-------- Exercise inputs
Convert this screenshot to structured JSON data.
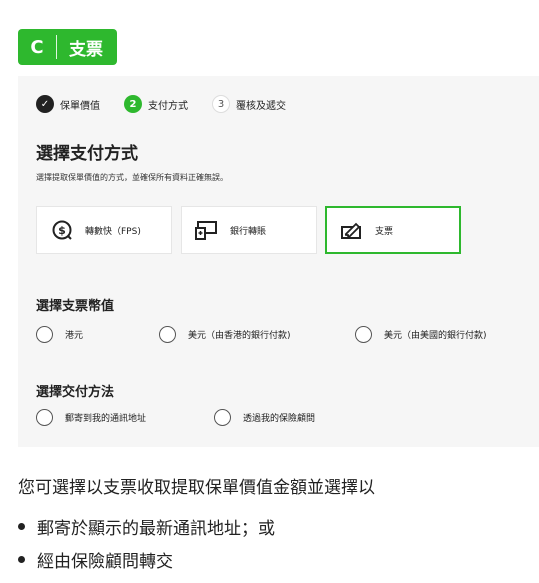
{
  "badge": {
    "letter": "C",
    "label": "支票"
  },
  "stepper": {
    "steps": [
      {
        "marker": "✓",
        "label": "保單價值",
        "state": "done"
      },
      {
        "marker": "2",
        "label": "支付方式",
        "state": "active"
      },
      {
        "marker": "3",
        "label": "覆核及遞交",
        "state": "todo"
      }
    ]
  },
  "page": {
    "title": "選擇支付方式",
    "subtitle": "選擇提取保單價值的方式，並確保所有資料正確無誤。"
  },
  "methods": [
    {
      "label": "轉數快（FPS)",
      "icon": "fps-icon",
      "selected": false
    },
    {
      "label": "銀行轉賬",
      "icon": "bank-transfer-icon",
      "selected": false
    },
    {
      "label": "支票",
      "icon": "cheque-icon",
      "selected": true
    }
  ],
  "currency": {
    "title": "選擇支票幣值",
    "options": [
      "港元",
      "美元（由香港的銀行付款)",
      "美元（由美國的銀行付款)"
    ]
  },
  "delivery": {
    "title": "選擇交付方法",
    "options": [
      "郵寄到我的通訊地址",
      "透過我的保險顧問"
    ]
  },
  "explanation": {
    "text": "您可選擇以支票收取提取保單價值金額並選擇以",
    "bullets": [
      "郵寄於顯示的最新通訊地址；或",
      "經由保險顧問轉交"
    ]
  },
  "colors": {
    "accent": "#2eb82e",
    "panel": "#f6f6f6"
  }
}
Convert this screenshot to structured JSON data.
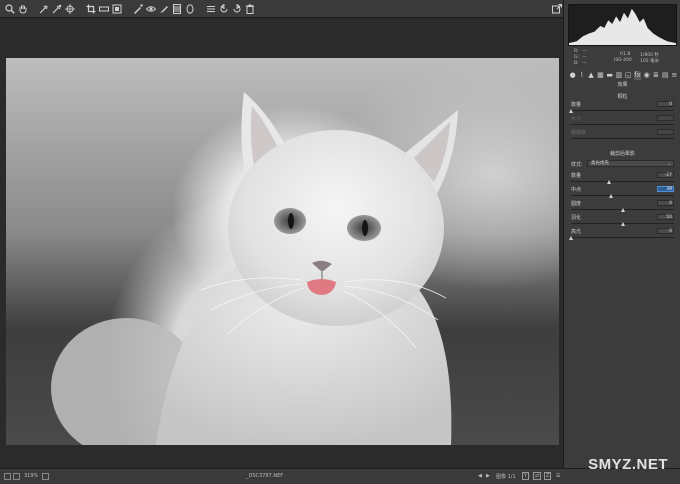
{
  "toolbar": {
    "tools": [
      {
        "name": "zoom-icon",
        "glyph": "🔍"
      },
      {
        "name": "hand-icon",
        "glyph": "✋"
      },
      {
        "name": "white-balance-icon",
        "glyph": "✎"
      },
      {
        "name": "color-sampler-icon",
        "glyph": "✎"
      },
      {
        "name": "targeted-adjustment-icon",
        "glyph": "⌖"
      },
      {
        "name": "crop-icon",
        "glyph": "⌗"
      },
      {
        "name": "straighten-icon",
        "glyph": "▭"
      },
      {
        "name": "transform-icon",
        "glyph": "⊡"
      },
      {
        "name": "spot-removal-icon",
        "glyph": "✐"
      },
      {
        "name": "red-eye-icon",
        "glyph": "⊙"
      },
      {
        "name": "adjustment-brush-icon",
        "glyph": "✏"
      },
      {
        "name": "graduated-filter-icon",
        "glyph": "▤"
      },
      {
        "name": "radial-filter-icon",
        "glyph": "◯"
      },
      {
        "name": "preferences-icon",
        "glyph": "☰"
      },
      {
        "name": "rotate-left-icon",
        "glyph": "↺"
      },
      {
        "name": "rotate-right-icon",
        "glyph": "↻"
      },
      {
        "name": "trash-icon",
        "glyph": "🗑"
      }
    ]
  },
  "status": {
    "zoom": "319%",
    "filename": "_DSC3787.NEF",
    "image_counter": "图像 1/1",
    "btn_y": "Y",
    "btn_z": "Z"
  },
  "camera_info": {
    "r_label": "R:",
    "g_label": "G:",
    "b_label": "B:",
    "r_value": "---",
    "g_value": "---",
    "b_value": "---",
    "aperture": "f/1.8",
    "shutter": "1/800 秒",
    "iso": "ISO 400",
    "focal": "105 毫米"
  },
  "panel": {
    "section_title": "效果",
    "grain_title": "颗粒",
    "grain_rows": [
      {
        "label": "数量",
        "value": "0",
        "thumb": 0.0,
        "disabled": false
      },
      {
        "label": "大小",
        "value": "",
        "thumb": 0.0,
        "disabled": true
      },
      {
        "label": "粗糙度",
        "value": "",
        "thumb": 0.0,
        "disabled": true
      }
    ],
    "vignette_title": "裁剪后晕影",
    "style_label": "样式:",
    "style_value": "高光优先",
    "vignette_rows": [
      {
        "label": "数量",
        "value": "-27",
        "thumb": 0.365,
        "focus": false
      },
      {
        "label": "中点",
        "value": "39",
        "thumb": 0.39,
        "focus": true
      },
      {
        "label": "圆度",
        "value": "0",
        "thumb": 0.5,
        "focus": false
      },
      {
        "label": "羽化",
        "value": "50",
        "thumb": 0.5,
        "focus": false
      },
      {
        "label": "高光",
        "value": "0",
        "thumb": 0.0,
        "focus": false
      }
    ]
  },
  "watermark": "SMYZ.NET",
  "colors": {
    "panel_bg": "#3c3c3c",
    "canvas_bg": "#2b2b2b",
    "focus_blue": "#2e5f96",
    "tongue_pink": "#e07a82"
  }
}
----------------
* _Do this_: Pictures in the data above should not be copied; transcribe everything else exactly.

* _Correct response_:
Convert this screenshot to structured JSON data.
{
  "badge": {
    "letter": "C",
    "label": "支票"
  },
  "stepper": {
    "steps": [
      {
        "marker": "✓",
        "label": "保單價值",
        "state": "done"
      },
      {
        "marker": "2",
        "label": "支付方式",
        "state": "active"
      },
      {
        "marker": "3",
        "label": "覆核及遞交",
        "state": "todo"
      }
    ]
  },
  "page": {
    "title": "選擇支付方式",
    "subtitle": "選擇提取保單價值的方式，並確保所有資料正確無誤。"
  },
  "methods": [
    {
      "label": "轉數快（FPS)",
      "icon": "fps-icon",
      "selected": false
    },
    {
      "label": "銀行轉賬",
      "icon": "bank-transfer-icon",
      "selected": false
    },
    {
      "label": "支票",
      "icon": "cheque-icon",
      "selected": true
    }
  ],
  "currency": {
    "title": "選擇支票幣值",
    "options": [
      "港元",
      "美元（由香港的銀行付款)",
      "美元（由美國的銀行付款)"
    ]
  },
  "delivery": {
    "title": "選擇交付方法",
    "options": [
      "郵寄到我的通訊地址",
      "透過我的保險顧問"
    ]
  },
  "explanation": {
    "text": "您可選擇以支票收取提取保單價值金額並選擇以",
    "bullets": [
      "郵寄於顯示的最新通訊地址；或",
      "經由保險顧問轉交"
    ]
  },
  "colors": {
    "accent": "#2eb82e",
    "panel": "#f6f6f6"
  }
}
Convert this screenshot to structured JSON data.
{
  "toolbar": {
    "tools": [
      {
        "name": "zoom-icon",
        "glyph": "🔍"
      },
      {
        "name": "hand-icon",
        "glyph": "✋"
      },
      {
        "name": "white-balance-icon",
        "glyph": "✎"
      },
      {
        "name": "color-sampler-icon",
        "glyph": "✎"
      },
      {
        "name": "targeted-adjustment-icon",
        "glyph": "⌖"
      },
      {
        "name": "crop-icon",
        "glyph": "⌗"
      },
      {
        "name": "straighten-icon",
        "glyph": "▭"
      },
      {
        "name": "transform-icon",
        "glyph": "⊡"
      },
      {
        "name": "spot-removal-icon",
        "glyph": "✐"
      },
      {
        "name": "red-eye-icon",
        "glyph": "⊙"
      },
      {
        "name": "adjustment-brush-icon",
        "glyph": "✏"
      },
      {
        "name": "graduated-filter-icon",
        "glyph": "▤"
      },
      {
        "name": "radial-filter-icon",
        "glyph": "◯"
      },
      {
        "name": "preferences-icon",
        "glyph": "☰"
      },
      {
        "name": "rotate-left-icon",
        "glyph": "↺"
      },
      {
        "name": "rotate-right-icon",
        "glyph": "↻"
      },
      {
        "name": "trash-icon",
        "glyph": "🗑"
      }
    ]
  },
  "status": {
    "zoom": "319%",
    "filename": "_DSC3787.NEF",
    "image_counter": "图像 1/1",
    "btn_y": "Y",
    "btn_z": "Z"
  },
  "camera_info": {
    "r_label": "R:",
    "g_label": "G:",
    "b_label": "B:",
    "r_value": "---",
    "g_value": "---",
    "b_value": "---",
    "aperture": "f/1.8",
    "shutter": "1/800 秒",
    "iso": "ISO 400",
    "focal": "105 毫米"
  },
  "panel": {
    "section_title": "效果",
    "grain_title": "颗粒",
    "grain_rows": [
      {
        "label": "数量",
        "value": "0",
        "thumb": 0.0,
        "disabled": false
      },
      {
        "label": "大小",
        "value": "",
        "thumb": 0.0,
        "disabled": true
      },
      {
        "label": "粗糙度",
        "value": "",
        "thumb": 0.0,
        "disabled": true
      }
    ],
    "vignette_title": "裁剪后晕影",
    "style_label": "样式:",
    "style_value": "高光优先",
    "vignette_rows": [
      {
        "label": "数量",
        "value": "-27",
        "thumb": 0.365,
        "focus": false
      },
      {
        "label": "中点",
        "value": "39",
        "thumb": 0.39,
        "focus": true
      },
      {
        "label": "圆度",
        "value": "0",
        "thumb": 0.5,
        "focus": false
      },
      {
        "label": "羽化",
        "value": "50",
        "thumb": 0.5,
        "focus": false
      },
      {
        "label": "高光",
        "value": "0",
        "thumb": 0.0,
        "focus": false
      }
    ]
  },
  "watermark": "SMYZ.NET",
  "colors": {
    "panel_bg": "#3c3c3c",
    "canvas_bg": "#2b2b2b",
    "focus_blue": "#2e5f96",
    "tongue_pink": "#e07a82"
  }
}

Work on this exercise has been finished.